§ **Instruction**: Reproduce the listing word for word. Skip any image.

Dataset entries

____________

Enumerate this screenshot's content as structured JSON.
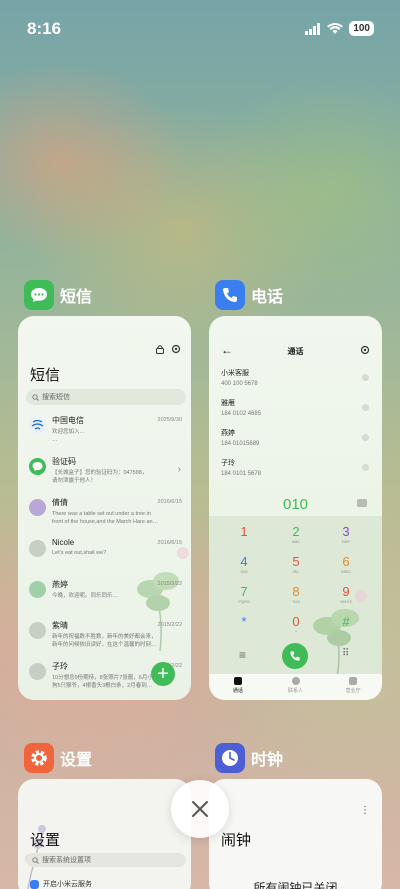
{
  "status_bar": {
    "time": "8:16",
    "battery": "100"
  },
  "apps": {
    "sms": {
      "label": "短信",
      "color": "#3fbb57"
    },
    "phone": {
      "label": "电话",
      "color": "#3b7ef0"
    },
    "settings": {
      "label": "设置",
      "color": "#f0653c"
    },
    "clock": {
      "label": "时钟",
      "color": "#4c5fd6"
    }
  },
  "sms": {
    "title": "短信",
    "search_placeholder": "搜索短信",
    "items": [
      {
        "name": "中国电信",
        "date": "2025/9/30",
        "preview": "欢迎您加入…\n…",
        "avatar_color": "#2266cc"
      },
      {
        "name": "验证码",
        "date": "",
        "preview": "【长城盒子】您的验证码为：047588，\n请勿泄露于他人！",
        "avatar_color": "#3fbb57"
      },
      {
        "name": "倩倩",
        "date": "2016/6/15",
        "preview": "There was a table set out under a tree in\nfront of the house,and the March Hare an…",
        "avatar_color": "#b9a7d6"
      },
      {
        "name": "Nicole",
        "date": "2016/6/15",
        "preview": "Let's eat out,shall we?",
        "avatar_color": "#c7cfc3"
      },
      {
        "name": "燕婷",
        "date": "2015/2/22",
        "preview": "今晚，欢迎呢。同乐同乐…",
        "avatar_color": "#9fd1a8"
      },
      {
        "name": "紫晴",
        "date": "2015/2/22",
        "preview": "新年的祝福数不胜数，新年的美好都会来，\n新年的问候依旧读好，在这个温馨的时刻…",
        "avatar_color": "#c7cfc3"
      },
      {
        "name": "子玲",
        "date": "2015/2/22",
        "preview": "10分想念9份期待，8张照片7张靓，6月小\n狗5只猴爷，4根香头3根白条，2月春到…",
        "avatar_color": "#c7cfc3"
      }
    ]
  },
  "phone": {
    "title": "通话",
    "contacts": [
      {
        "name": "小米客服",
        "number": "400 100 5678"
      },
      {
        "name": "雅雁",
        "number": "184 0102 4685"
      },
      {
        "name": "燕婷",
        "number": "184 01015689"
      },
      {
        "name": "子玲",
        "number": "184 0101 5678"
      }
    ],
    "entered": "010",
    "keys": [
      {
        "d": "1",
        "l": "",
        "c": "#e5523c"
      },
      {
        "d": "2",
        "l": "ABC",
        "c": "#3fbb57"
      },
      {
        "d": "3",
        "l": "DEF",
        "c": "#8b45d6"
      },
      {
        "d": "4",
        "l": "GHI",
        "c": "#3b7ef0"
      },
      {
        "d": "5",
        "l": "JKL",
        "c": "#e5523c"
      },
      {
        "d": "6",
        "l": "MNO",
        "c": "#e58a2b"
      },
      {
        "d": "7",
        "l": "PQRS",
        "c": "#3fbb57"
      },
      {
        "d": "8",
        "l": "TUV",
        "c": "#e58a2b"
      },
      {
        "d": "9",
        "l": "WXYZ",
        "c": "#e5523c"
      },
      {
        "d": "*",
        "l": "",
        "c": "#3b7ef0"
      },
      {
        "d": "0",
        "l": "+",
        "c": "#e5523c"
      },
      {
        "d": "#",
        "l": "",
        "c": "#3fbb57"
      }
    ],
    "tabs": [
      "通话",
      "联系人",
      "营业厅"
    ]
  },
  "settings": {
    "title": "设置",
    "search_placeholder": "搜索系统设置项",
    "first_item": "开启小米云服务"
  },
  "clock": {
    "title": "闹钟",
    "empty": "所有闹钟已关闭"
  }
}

____________

§ **Exercise response**:
Enumerate this screenshot's content as structured JSON.
{
  "status_bar": {
    "time": "8:16",
    "battery": "100"
  },
  "apps": {
    "sms": {
      "label": "短信",
      "color": "#3fbb57"
    },
    "phone": {
      "label": "电话",
      "color": "#3b7ef0"
    },
    "settings": {
      "label": "设置",
      "color": "#f0653c"
    },
    "clock": {
      "label": "时钟",
      "color": "#4c5fd6"
    }
  },
  "sms": {
    "title": "短信",
    "search_placeholder": "搜索短信",
    "items": [
      {
        "name": "中国电信",
        "date": "2025/9/30",
        "preview": "欢迎您加入…\n…",
        "avatar_color": "#2266cc"
      },
      {
        "name": "验证码",
        "date": "",
        "preview": "【长城盒子】您的验证码为：047588，\n请勿泄露于他人！",
        "avatar_color": "#3fbb57"
      },
      {
        "name": "倩倩",
        "date": "2016/6/15",
        "preview": "There was a table set out under a tree in\nfront of the house,and the March Hare an…",
        "avatar_color": "#b9a7d6"
      },
      {
        "name": "Nicole",
        "date": "2016/6/15",
        "preview": "Let's eat out,shall we?",
        "avatar_color": "#c7cfc3"
      },
      {
        "name": "燕婷",
        "date": "2015/2/22",
        "preview": "今晚，欢迎呢。同乐同乐…",
        "avatar_color": "#9fd1a8"
      },
      {
        "name": "紫晴",
        "date": "2015/2/22",
        "preview": "新年的祝福数不胜数，新年的美好都会来，\n新年的问候依旧读好，在这个温馨的时刻…",
        "avatar_color": "#c7cfc3"
      },
      {
        "name": "子玲",
        "date": "2015/2/22",
        "preview": "10分想念9份期待，8张照片7张靓，6月小\n狗5只猴爷，4根香头3根白条，2月春到…",
        "avatar_color": "#c7cfc3"
      }
    ]
  },
  "phone": {
    "title": "通话",
    "contacts": [
      {
        "name": "小米客服",
        "number": "400 100 5678"
      },
      {
        "name": "雅雁",
        "number": "184 0102 4685"
      },
      {
        "name": "燕婷",
        "number": "184 01015689"
      },
      {
        "name": "子玲",
        "number": "184 0101 5678"
      }
    ],
    "entered": "010",
    "keys": [
      {
        "d": "1",
        "l": "",
        "c": "#e5523c"
      },
      {
        "d": "2",
        "l": "ABC",
        "c": "#3fbb57"
      },
      {
        "d": "3",
        "l": "DEF",
        "c": "#8b45d6"
      },
      {
        "d": "4",
        "l": "GHI",
        "c": "#3b7ef0"
      },
      {
        "d": "5",
        "l": "JKL",
        "c": "#e5523c"
      },
      {
        "d": "6",
        "l": "MNO",
        "c": "#e58a2b"
      },
      {
        "d": "7",
        "l": "PQRS",
        "c": "#3fbb57"
      },
      {
        "d": "8",
        "l": "TUV",
        "c": "#e58a2b"
      },
      {
        "d": "9",
        "l": "WXYZ",
        "c": "#e5523c"
      },
      {
        "d": "*",
        "l": "",
        "c": "#3b7ef0"
      },
      {
        "d": "0",
        "l": "+",
        "c": "#e5523c"
      },
      {
        "d": "#",
        "l": "",
        "c": "#3fbb57"
      }
    ],
    "tabs": [
      "通话",
      "联系人",
      "营业厅"
    ]
  },
  "settings": {
    "title": "设置",
    "search_placeholder": "搜索系统设置项",
    "first_item": "开启小米云服务"
  },
  "clock": {
    "title": "闹钟",
    "empty": "所有闹钟已关闭"
  }
}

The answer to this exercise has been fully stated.